> _PARTS OF THE EXERCISE_:
A: Update the blog post on the arrogance of youth from "R u stil wiv" through "about American Idol.", inclusive, replacing "keyboard" with "laptop".
B: In the blog post on the arrogance of youth, how old is the Goodreads member who inspired it?
C: Continue the blog post on the arrogance of youth from where it stops.

Thursday 29 September 2011

The arrogance of youth

o tempora, o mores...

First let me say if you are reading this, are young and not at all arrogant, this doesn't apply to you. But I bet you can recognise several of your friends. Also, if you're reading this, are not so young and very arrogant - well, welcome to the club.

This post has been inspired by a seventeen-year-old recent member of the Goodreads community. This person, who shall remain nameless save to say he goes by a shortened version of Shakespeare's first name, has apparently never encountered the concept of spellchecking. Neither has he discovered the shift key. Punctuation? Never heard of it.

R u stil wiv me? lmao.


That sort of language, in and of itself, is perhaps excusable. Maybe he missed many years of schooling due to some loathsome and socially embarrassing disease. Maybe he has an old keyboard and the shift key doesn't work. Or maybe he has merely fallen into bad and lazy habits while endlessly texting drivel about American Idol.

> _SOURCE DATA_:
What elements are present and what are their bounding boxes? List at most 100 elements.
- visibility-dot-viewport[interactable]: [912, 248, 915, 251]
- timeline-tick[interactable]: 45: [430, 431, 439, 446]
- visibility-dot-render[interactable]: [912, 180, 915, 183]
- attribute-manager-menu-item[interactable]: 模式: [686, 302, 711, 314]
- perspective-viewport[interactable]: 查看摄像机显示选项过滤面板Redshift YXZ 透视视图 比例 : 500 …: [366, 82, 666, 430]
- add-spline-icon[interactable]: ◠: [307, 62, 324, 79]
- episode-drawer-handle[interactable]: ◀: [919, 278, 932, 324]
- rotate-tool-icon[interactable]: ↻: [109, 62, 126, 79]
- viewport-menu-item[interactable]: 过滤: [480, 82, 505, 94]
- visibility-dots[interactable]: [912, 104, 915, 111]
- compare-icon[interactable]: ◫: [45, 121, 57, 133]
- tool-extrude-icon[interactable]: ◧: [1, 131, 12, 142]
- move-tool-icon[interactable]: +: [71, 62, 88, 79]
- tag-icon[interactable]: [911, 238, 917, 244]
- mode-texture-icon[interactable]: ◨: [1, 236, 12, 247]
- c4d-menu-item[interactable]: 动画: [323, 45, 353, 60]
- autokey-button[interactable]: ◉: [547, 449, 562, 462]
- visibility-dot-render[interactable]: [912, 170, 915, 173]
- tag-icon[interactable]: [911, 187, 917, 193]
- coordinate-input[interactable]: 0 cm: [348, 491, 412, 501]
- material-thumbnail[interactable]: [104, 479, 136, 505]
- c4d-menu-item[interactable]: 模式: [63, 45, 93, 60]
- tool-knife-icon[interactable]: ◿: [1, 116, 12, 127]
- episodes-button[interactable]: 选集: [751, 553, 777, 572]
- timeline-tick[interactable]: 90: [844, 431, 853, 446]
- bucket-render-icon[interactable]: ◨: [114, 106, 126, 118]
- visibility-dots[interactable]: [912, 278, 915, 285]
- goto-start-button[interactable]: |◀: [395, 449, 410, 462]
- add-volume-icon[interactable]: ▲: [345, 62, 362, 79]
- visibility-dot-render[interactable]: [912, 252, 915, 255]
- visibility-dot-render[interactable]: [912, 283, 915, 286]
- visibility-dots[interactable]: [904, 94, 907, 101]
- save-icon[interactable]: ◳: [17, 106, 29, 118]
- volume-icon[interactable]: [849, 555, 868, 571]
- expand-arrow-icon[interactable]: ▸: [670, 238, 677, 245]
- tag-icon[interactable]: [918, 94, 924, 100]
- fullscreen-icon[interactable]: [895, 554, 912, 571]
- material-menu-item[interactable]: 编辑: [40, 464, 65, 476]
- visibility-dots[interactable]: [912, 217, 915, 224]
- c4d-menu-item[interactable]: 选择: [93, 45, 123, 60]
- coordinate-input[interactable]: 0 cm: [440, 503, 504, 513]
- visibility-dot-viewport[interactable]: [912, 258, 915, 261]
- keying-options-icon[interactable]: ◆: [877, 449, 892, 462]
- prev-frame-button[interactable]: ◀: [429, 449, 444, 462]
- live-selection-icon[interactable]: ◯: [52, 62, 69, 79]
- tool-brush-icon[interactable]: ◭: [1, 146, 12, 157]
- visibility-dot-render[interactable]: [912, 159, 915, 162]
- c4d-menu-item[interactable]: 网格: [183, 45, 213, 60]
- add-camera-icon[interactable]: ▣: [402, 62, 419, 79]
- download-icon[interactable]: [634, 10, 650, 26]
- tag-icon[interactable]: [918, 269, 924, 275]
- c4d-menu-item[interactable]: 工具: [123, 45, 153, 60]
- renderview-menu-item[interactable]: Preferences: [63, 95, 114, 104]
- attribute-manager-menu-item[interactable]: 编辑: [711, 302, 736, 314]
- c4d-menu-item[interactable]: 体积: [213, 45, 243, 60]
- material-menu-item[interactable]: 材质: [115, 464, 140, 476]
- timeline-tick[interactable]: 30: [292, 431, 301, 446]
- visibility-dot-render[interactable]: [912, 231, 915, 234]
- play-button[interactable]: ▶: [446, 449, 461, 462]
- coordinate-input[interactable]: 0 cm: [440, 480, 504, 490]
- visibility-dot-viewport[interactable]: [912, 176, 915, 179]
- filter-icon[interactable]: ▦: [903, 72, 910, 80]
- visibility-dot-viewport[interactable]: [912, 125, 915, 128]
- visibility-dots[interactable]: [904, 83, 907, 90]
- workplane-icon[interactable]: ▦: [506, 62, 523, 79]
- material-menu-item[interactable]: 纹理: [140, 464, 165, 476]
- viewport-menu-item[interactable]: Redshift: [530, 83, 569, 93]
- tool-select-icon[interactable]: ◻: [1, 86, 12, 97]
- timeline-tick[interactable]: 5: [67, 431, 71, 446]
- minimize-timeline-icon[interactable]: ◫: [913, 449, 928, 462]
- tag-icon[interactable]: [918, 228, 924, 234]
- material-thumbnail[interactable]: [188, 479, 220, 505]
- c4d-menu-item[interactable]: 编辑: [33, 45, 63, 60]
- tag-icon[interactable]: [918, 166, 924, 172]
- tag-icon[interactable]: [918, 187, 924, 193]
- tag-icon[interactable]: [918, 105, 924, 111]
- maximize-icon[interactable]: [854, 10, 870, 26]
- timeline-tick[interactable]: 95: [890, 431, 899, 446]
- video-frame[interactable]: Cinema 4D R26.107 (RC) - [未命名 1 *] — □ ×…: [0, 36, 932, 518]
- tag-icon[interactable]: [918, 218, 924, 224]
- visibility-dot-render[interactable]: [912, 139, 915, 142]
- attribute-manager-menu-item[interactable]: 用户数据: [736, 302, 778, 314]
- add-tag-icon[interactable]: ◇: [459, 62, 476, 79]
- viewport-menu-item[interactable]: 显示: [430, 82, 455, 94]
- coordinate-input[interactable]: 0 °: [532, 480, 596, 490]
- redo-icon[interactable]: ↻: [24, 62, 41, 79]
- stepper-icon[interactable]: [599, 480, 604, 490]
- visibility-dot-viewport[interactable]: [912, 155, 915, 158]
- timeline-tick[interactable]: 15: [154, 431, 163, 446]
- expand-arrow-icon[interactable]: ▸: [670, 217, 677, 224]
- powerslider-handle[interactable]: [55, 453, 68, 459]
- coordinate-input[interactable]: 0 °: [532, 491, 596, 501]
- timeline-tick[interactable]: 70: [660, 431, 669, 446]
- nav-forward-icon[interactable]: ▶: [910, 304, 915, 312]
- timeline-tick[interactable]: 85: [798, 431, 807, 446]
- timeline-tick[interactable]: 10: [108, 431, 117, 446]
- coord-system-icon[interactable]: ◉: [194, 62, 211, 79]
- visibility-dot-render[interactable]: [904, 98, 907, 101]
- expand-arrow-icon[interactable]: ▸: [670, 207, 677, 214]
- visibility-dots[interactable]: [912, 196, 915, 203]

> _ANSWERS FOR EACH ITEM_:
A:
R u stil wiv me? lmao.


That sort of language, in and of itself, is perhaps excusable. Maybe he missed many years of schooling due to some loathsome and socially embarrassing disease. Maybe he has an old laptop and the shift key doesn't work. Or maybe he has merely fallen into bad and lazy habits while endlessly texting drivel about American Idol.

B: Seventeen.

C:
What is not excusable is that when it was pointed out to him, gently at first, more scathingly later, that in a group devoted to fiction writing and the improvement thereof, it behooved him to use such basic constructs as sentences; that it was impolite to pour out meaningless, illiterate drivel riddled with errors of spelling and syntax; that complete ideas are often possible even in the most difficult of circumstances; why, what was his reaction?

'i wrt how i wrt lol; lmao; its my ideers thast re impotent.'

When it was mentioned that asking a question like 'how do i publish an e book' showed an arrogant reluctance to do even the most basic of research for himself before asking other people to spend their time on him - same response.

A lazy, arrogant youth with, apparently, precious little to be arrogant about. Maybe he thinks he looks like Brad Pitt.

I have to say he is only the third example of such feckless idiocy I have encountered in three years as a Goodreads member. They generally are self-selected out when they realise it's a site devoted to books.

6 comments:

  1. Ha ha, Rita!

    "This person, who shall remain nameless save to say he goes by a shortened version of Shakespeare's first name..."

    Terrific!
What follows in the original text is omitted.